= Task objective =
Go through the records underneath and write each one out again exactly.

= Data to use =
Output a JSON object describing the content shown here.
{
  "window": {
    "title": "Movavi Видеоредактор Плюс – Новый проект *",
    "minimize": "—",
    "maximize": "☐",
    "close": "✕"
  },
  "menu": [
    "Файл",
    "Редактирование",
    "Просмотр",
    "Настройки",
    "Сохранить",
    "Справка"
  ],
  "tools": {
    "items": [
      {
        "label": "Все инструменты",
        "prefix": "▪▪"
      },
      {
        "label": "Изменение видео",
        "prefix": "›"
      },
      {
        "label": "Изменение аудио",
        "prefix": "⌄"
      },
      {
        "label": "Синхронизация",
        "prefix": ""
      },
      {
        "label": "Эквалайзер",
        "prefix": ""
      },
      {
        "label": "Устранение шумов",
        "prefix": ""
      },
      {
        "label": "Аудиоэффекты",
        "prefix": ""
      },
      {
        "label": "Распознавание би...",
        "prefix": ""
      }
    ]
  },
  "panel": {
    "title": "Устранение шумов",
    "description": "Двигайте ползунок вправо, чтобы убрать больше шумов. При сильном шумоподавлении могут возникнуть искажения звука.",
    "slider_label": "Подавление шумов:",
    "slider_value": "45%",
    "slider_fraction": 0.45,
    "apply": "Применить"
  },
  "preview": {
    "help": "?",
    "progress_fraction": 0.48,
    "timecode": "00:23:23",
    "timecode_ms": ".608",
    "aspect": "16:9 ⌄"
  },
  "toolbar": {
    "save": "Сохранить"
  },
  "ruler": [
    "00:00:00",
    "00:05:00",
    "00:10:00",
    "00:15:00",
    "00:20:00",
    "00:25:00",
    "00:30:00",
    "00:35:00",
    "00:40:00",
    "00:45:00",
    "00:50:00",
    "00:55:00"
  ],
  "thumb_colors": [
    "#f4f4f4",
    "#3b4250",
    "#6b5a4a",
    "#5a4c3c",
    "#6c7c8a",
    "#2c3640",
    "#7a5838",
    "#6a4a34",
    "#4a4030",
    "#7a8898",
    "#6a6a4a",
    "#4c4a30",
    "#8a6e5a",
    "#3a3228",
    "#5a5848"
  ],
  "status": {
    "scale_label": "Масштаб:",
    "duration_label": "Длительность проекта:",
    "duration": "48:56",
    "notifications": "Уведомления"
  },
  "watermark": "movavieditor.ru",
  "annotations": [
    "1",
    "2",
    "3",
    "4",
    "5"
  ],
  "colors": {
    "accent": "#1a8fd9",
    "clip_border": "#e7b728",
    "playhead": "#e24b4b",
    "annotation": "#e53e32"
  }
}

= Solution to the exercise =
Output a JSON object describing the content shown here.
{
  "window": {
    "title": "Movavi Видеоредактор Плюс – Новый проект *",
    "minimize": "—",
    "maximize": "☐",
    "close": "✕"
  },
  "menu": [
    "Файл",
    "Редактирование",
    "Просмотр",
    "Настройки",
    "Сохранить",
    "Справка"
  ],
  "tools": {
    "items": [
      {
        "label": "Все инструменты",
        "prefix": "▪▪"
      },
      {
        "label": "Изменение видео",
        "prefix": "›"
      },
      {
        "label": "Изменение аудио",
        "prefix": "⌄"
      },
      {
        "label": "Синхронизация",
        "prefix": ""
      },
      {
        "label": "Эквалайзер",
        "prefix": ""
      },
      {
        "label": "Устранение шумов",
        "prefix": ""
      },
      {
        "label": "Аудиоэффекты",
        "prefix": ""
      },
      {
        "label": "Распознавание би...",
        "prefix": ""
      }
    ]
  },
  "panel": {
    "title": "Устранение шумов",
    "description": "Двигайте ползунок вправо, чтобы убрать больше шумов. При сильном шумоподавлении могут возникнуть искажения звука.",
    "slider_label": "Подавление шумов:",
    "slider_value": "45%",
    "slider_fraction": 0.45,
    "apply": "Применить"
  },
  "preview": {
    "help": "?",
    "progress_fraction": 0.48,
    "timecode": "00:23:23",
    "timecode_ms": ".608",
    "aspect": "16:9 ⌄"
  },
  "toolbar": {
    "save": "Сохранить"
  },
  "ruler": [
    "00:00:00",
    "00:05:00",
    "00:10:00",
    "00:15:00",
    "00:20:00",
    "00:25:00",
    "00:30:00",
    "00:35:00",
    "00:40:00",
    "00:45:00",
    "00:50:00",
    "00:55:00"
  ],
  "thumb_colors": [
    "#f4f4f4",
    "#3b4250",
    "#6b5a4a",
    "#5a4c3c",
    "#6c7c8a",
    "#2c3640",
    "#7a5838",
    "#6a4a34",
    "#4a4030",
    "#7a8898",
    "#6a6a4a",
    "#4c4a30",
    "#8a6e5a",
    "#3a3228",
    "#5a5848"
  ],
  "status": {
    "scale_label": "Масштаб:",
    "duration_label": "Длительность проекта:",
    "duration": "48:56",
    "notifications": "Уведомления"
  },
  "watermark": "movavieditor.ru",
  "annotations": [
    "1",
    "2",
    "3",
    "4",
    "5"
  ],
  "colors": {
    "accent": "#1a8fd9",
    "clip_border": "#e7b728",
    "playhead": "#e24b4b",
    "annotation": "#e53e32"
  }
}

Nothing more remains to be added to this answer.